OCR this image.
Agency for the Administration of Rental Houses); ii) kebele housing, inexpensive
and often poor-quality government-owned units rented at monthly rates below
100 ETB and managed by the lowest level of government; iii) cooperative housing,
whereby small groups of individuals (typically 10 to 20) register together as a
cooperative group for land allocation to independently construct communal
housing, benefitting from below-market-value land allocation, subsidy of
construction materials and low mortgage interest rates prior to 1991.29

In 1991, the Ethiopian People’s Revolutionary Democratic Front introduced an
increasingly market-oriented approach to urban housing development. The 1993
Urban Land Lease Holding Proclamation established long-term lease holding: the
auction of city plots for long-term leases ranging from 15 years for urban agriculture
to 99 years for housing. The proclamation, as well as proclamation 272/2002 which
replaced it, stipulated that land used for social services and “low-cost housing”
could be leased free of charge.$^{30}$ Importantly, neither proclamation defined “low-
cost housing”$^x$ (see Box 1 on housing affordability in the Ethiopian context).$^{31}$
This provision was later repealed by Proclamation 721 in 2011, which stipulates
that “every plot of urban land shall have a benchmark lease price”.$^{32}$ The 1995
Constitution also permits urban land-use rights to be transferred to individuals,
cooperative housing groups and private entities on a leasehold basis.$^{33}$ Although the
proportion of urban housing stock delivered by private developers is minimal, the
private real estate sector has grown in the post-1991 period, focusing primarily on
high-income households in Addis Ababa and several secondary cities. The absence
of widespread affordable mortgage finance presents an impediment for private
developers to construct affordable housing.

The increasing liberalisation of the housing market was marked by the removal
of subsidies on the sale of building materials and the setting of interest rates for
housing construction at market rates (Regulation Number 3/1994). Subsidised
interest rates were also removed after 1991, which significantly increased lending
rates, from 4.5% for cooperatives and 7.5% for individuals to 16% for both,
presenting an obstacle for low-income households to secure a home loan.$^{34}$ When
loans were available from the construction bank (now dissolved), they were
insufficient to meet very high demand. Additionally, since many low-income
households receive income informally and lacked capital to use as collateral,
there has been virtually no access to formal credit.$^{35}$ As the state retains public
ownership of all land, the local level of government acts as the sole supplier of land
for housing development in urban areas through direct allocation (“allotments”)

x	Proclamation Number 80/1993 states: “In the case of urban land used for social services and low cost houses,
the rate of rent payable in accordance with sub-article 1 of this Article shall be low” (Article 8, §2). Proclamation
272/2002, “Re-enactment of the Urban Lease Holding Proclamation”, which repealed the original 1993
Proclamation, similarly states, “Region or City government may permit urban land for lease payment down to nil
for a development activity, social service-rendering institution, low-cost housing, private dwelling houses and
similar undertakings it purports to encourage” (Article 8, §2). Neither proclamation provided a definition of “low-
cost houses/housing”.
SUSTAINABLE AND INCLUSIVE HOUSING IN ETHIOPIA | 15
-*-*-
Locate the lines above that hold the word "term". Show every one of them.

Urban Land Lease Holding Proclamation established long-term lease holding: the
auction of city plots for long-term leases ranging from 15 years for urban agriculture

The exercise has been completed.